→ DIRECTION:
Reproduce exactly the final portion of the data: every line from the one containing "What's the underlying" through the last line, inclusive.

→ RECORD LIST:
---

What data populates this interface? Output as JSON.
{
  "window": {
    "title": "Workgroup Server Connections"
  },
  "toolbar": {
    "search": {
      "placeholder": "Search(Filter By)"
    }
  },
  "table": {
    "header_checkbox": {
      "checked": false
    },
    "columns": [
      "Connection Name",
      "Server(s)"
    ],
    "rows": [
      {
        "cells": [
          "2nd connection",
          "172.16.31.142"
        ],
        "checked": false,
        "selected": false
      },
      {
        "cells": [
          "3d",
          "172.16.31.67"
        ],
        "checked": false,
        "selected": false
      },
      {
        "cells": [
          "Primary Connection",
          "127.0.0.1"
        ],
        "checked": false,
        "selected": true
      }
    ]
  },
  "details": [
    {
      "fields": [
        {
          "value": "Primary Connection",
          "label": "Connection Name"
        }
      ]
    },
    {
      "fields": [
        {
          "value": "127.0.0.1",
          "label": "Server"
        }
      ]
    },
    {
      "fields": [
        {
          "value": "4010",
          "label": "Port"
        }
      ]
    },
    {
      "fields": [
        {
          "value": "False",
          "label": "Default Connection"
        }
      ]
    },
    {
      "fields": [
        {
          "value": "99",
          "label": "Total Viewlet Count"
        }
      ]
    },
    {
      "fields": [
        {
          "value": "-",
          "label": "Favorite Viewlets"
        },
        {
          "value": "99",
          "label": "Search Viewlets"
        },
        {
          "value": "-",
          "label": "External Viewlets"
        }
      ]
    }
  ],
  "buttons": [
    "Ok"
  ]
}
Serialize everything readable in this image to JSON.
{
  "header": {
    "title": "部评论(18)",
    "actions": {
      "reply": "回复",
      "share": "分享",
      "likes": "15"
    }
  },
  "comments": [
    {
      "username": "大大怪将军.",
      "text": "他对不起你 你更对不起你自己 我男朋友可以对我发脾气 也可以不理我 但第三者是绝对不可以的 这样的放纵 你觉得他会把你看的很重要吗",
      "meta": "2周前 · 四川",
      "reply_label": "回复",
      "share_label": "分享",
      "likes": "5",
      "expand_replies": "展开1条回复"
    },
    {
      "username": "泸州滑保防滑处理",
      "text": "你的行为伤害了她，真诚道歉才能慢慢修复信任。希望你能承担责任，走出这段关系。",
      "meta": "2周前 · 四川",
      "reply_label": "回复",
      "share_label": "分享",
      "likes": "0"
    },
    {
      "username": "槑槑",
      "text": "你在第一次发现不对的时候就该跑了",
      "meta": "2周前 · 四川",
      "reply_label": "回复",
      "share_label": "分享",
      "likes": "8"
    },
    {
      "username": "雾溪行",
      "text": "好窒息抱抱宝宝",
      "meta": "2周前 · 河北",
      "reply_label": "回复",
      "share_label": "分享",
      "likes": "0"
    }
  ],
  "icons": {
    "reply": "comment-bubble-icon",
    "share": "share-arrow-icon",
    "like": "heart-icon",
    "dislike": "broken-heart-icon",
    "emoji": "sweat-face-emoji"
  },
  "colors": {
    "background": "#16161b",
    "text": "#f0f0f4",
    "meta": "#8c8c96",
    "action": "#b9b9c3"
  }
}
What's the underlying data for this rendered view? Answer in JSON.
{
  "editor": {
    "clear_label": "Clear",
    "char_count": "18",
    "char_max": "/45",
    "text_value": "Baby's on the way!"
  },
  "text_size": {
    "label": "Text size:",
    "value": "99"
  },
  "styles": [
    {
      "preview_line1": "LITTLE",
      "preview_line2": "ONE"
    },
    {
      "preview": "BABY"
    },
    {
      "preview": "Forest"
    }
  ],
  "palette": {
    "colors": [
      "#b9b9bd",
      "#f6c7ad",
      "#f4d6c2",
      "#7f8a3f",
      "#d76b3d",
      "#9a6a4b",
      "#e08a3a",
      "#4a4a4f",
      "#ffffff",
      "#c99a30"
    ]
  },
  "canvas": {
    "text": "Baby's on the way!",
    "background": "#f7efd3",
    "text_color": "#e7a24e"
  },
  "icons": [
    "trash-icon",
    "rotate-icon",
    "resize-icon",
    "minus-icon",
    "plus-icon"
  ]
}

---

→ RESULT FOR THIS EXERCISE:
What's the underlying data for this rendered view? Answer in JSON.
{
  "editor": {
    "clear_label": "Clear",
    "char_count": "18",
    "char_max": "/45",
    "text_value": "Baby's on the way!"
  },
  "text_size": {
    "label": "Text size:",
    "value": "99"
  },
  "styles": [
    {
      "preview_line1": "LITTLE",
      "preview_line2": "ONE"
    },
    {
      "preview": "BABY"
    },
    {
      "preview": "Forest"
    }
  ],
  "palette": {
    "colors": [
      "#b9b9bd",
      "#f6c7ad",
      "#f4d6c2",
      "#7f8a3f",
      "#d76b3d",
      "#9a6a4b",
      "#e08a3a",
      "#4a4a4f",
      "#ffffff",
      "#c99a30"
    ]
  },
  "canvas": {
    "text": "Baby's on the way!",
    "background": "#f7efd3",
    "text_color": "#e7a24e"
  },
  "icons": [
    "trash-icon",
    "rotate-icon",
    "resize-icon",
    "minus-icon",
    "plus-icon"
  ]
}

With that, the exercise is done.